● **EXERCISE REQUIREMENTS**
Scan the listing below for the word "Azure" and state how many lines hold it. Write nothing but the number.

● **RAW DATA**
* * * *

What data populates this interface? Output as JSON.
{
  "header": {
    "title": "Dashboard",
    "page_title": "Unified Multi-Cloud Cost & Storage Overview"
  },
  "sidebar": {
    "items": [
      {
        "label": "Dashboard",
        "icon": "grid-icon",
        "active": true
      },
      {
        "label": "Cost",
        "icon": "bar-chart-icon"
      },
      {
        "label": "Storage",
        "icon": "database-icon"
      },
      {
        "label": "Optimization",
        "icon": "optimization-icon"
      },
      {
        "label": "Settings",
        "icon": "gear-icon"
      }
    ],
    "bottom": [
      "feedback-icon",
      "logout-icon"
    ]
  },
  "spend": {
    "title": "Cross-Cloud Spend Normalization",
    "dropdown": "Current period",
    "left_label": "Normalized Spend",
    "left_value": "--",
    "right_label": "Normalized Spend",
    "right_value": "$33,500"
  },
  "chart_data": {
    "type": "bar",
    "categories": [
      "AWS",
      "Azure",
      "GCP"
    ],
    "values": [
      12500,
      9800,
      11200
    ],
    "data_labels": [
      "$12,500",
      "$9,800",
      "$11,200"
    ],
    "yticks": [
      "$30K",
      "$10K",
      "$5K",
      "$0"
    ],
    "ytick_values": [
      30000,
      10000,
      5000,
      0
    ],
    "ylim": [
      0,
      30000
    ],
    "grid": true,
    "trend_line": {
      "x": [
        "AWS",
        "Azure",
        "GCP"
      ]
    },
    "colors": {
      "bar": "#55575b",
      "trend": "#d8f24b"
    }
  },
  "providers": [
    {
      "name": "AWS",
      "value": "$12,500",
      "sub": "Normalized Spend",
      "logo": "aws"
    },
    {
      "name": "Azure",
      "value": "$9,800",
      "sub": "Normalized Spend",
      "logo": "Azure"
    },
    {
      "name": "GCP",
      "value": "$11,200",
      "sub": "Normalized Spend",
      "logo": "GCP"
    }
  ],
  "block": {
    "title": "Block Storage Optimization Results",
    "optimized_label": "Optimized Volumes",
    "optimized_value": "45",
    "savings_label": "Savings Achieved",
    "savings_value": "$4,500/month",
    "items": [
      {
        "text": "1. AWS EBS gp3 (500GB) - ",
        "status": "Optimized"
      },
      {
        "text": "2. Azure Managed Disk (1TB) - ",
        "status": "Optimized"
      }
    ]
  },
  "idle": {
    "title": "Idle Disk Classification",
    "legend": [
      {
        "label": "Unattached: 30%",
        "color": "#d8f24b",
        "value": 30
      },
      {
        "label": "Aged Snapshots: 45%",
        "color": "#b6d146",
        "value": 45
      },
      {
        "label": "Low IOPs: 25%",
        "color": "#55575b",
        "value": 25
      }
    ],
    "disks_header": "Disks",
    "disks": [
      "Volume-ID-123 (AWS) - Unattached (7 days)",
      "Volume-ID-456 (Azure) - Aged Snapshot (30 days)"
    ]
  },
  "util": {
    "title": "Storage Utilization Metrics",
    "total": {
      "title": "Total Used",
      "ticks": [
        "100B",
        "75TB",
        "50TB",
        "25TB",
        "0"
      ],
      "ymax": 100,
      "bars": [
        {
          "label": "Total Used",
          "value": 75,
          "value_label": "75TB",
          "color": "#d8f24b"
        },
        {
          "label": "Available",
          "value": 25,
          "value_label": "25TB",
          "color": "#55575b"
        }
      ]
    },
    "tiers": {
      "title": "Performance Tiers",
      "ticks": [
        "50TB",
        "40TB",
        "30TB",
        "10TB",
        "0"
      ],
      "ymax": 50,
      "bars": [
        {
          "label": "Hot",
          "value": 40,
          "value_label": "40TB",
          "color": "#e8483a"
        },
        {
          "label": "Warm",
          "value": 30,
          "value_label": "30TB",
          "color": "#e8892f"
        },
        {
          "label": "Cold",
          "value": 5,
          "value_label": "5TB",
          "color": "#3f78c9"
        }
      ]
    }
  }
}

* * * *

● **IN RESPONSE**
6